Data entries:
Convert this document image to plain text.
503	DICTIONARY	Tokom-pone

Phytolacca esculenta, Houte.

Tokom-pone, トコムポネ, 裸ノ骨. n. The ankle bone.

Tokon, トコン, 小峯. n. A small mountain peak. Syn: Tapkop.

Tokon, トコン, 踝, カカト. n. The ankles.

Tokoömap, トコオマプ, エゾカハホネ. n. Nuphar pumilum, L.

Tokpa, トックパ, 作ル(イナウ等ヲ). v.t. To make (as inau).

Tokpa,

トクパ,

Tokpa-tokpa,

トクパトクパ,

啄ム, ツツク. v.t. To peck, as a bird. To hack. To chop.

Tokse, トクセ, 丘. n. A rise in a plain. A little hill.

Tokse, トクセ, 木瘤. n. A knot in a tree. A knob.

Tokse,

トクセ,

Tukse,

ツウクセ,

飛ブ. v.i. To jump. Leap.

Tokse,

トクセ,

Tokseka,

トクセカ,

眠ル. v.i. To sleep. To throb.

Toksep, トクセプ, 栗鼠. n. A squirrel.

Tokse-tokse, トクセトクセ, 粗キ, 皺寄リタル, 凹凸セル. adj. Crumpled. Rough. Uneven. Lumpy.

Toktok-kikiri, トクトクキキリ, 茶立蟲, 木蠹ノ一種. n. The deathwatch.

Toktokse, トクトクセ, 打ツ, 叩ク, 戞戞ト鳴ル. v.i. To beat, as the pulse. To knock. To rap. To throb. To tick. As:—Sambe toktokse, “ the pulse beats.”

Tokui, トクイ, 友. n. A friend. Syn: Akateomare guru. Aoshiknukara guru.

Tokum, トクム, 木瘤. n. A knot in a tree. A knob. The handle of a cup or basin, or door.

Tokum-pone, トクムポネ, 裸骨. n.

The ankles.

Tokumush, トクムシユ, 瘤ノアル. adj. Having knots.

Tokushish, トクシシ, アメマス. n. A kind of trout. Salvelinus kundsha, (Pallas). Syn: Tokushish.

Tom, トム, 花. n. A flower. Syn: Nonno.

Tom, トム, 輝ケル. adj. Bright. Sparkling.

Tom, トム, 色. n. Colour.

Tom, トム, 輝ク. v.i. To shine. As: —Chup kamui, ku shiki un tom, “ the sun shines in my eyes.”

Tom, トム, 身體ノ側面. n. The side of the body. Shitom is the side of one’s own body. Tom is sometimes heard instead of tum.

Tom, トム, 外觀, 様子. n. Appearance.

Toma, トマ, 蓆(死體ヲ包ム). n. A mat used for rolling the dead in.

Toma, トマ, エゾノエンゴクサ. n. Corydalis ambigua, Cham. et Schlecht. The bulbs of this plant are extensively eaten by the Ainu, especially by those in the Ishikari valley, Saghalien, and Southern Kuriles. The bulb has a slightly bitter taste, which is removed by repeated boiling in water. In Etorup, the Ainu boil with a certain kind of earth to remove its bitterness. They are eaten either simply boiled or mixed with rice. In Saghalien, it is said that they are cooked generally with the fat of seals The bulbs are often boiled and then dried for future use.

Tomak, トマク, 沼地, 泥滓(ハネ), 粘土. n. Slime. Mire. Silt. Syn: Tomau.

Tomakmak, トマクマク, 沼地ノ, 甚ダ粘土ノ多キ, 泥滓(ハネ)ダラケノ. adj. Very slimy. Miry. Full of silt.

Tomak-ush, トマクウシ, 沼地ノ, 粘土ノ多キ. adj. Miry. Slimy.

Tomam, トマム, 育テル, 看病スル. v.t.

INSTRUCTION — Transcribe all of the material exactly. Omit nothing.

THE COMPLETED TASK —
Convert this document image to plain text.
503	DICTIONARY	Tokom-pone

Phytolacca esculenta, Houte.

Tokom-pone, トコムポネ, 裸ノ骨. n. The ankle bone.

Tokon, トコン, 小峯. n. A small mountain peak. Syn: Tapkop.

Tokon, トコン, 踝, カカト. n. The ankles.

Tokoömap, トコオマプ, エゾカハホネ. n. Nuphar pumilum, L.

Tokpa, トックパ, 作ル(イナウ等ヲ). v.t. To make (as inau).

Tokpa,

トクパ,

Tokpa-tokpa,

トクパトクパ,

啄ム, ツツク. v.t. To peck, as a bird. To hack. To chop.

Tokse, トクセ, 丘. n. A rise in a plain. A little hill.

Tokse, トクセ, 木瘤. n. A knot in a tree. A knob.

Tokse,

トクセ,

Tukse,

ツウクセ,

飛ブ. v.i. To jump. Leap.

Tokse,

トクセ,

Tokseka,

トクセカ,

眠ル. v.i. To sleep. To throb.

Toksep, トクセプ, 栗鼠. n. A squirrel.

Tokse-tokse, トクセトクセ, 粗キ, 皺寄リタル, 凹凸セル. adj. Crumpled. Rough. Uneven. Lumpy.

Toktok-kikiri, トクトクキキリ, 茶立蟲, 木蠹ノ一種. n. The deathwatch.

Toktokse, トクトクセ, 打ツ, 叩ク, 戞戞ト鳴ル. v.i. To beat, as the pulse. To knock. To rap. To throb. To tick. As:—Sambe toktokse, “ the pulse beats.”

Tokui, トクイ, 友. n. A friend. Syn: Akateomare guru. Aoshiknukara guru.

Tokum, トクム, 木瘤. n. A knot in a tree. A knob. The handle of a cup or basin, or door.

Tokum-pone, トクムポネ, 裸骨. n.

The ankles.

Tokumush, トクムシユ, 瘤ノアル. adj. Having knots.

Tokushish, トクシシ, アメマス. n. A kind of trout. Salvelinus kundsha, (Pallas). Syn: Tokushish.

Tom, トム, 花. n. A flower. Syn: Nonno.

Tom, トム, 輝ケル. adj. Bright. Sparkling.

Tom, トム, 色. n. Colour.

Tom, トム, 輝ク. v.i. To shine. As: —Chup kamui, ku shiki un tom, “ the sun shines in my eyes.”

Tom, トム, 身體ノ側面. n. The side of the body. Shitom is the side of one’s own body. Tom is sometimes heard instead of tum.

Tom, トム, 外觀, 様子. n. Appearance.

Toma, トマ, 蓆(死體ヲ包ム). n. A mat used for rolling the dead in.

Toma, トマ, エゾノエンゴクサ. n. Corydalis ambigua, Cham. et Schlecht. The bulbs of this plant are extensively eaten by the Ainu, especially by those in the Ishikari valley, Saghalien, and Southern Kuriles. The bulb has a slightly bitter taste, which is removed by repeated boiling in water. In Etorup, the Ainu boil with a certain kind of earth to remove its bitterness. They are eaten either simply boiled or mixed with rice. In Saghalien, it is said that they are cooked generally with the fat of seals The bulbs are often boiled and then dried for future use.

Tomak, トマク, 沼地, 泥滓(ハネ), 粘土. n. Slime. Mire. Silt. Syn: Tomau.

Tomakmak, トマクマク, 沼地ノ, 甚ダ粘土ノ多キ, 泥滓(ハネ)ダラケノ. adj. Very slimy. Miry. Full of silt.

Tomak-ush, トマクウシ, 沼地ノ, 粘土ノ多キ. adj. Miry. Slimy.

Tomam, トマム, 育テル, 看病スル. v.t.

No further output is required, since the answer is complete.